▶ WHAT IS REQUIRED: Find the lines holding the string "Российской" in the data, then copy all of them.

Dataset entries
## Begin

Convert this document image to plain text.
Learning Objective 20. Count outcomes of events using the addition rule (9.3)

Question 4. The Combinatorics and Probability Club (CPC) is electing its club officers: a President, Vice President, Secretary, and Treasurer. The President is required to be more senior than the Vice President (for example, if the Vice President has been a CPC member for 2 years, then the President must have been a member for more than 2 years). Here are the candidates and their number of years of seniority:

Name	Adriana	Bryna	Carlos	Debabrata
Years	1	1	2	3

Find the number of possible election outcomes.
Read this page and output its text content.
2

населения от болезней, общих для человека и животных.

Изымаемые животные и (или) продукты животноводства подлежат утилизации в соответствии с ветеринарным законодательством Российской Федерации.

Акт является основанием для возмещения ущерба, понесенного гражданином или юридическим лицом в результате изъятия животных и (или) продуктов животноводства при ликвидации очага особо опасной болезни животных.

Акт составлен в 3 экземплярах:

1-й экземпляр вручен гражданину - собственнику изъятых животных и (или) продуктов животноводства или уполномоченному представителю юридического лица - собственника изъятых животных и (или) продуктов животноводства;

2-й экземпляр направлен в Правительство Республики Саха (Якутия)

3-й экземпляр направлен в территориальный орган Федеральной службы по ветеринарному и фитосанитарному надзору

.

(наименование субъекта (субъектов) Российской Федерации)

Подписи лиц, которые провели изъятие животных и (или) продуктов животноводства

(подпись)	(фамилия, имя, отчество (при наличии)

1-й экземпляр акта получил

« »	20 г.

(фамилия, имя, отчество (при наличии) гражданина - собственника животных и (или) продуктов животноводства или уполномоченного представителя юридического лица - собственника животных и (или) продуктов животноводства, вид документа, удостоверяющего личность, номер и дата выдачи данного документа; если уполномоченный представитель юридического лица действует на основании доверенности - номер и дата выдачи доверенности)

## End

▶ RIGHT ANSWER:
Изымаемые животные и (или) продукты животноводства подлежат утилизации в соответствии с ветеринарным законодательством Российской Федерации.
(наименование субъекта (субъектов) Российской Федерации)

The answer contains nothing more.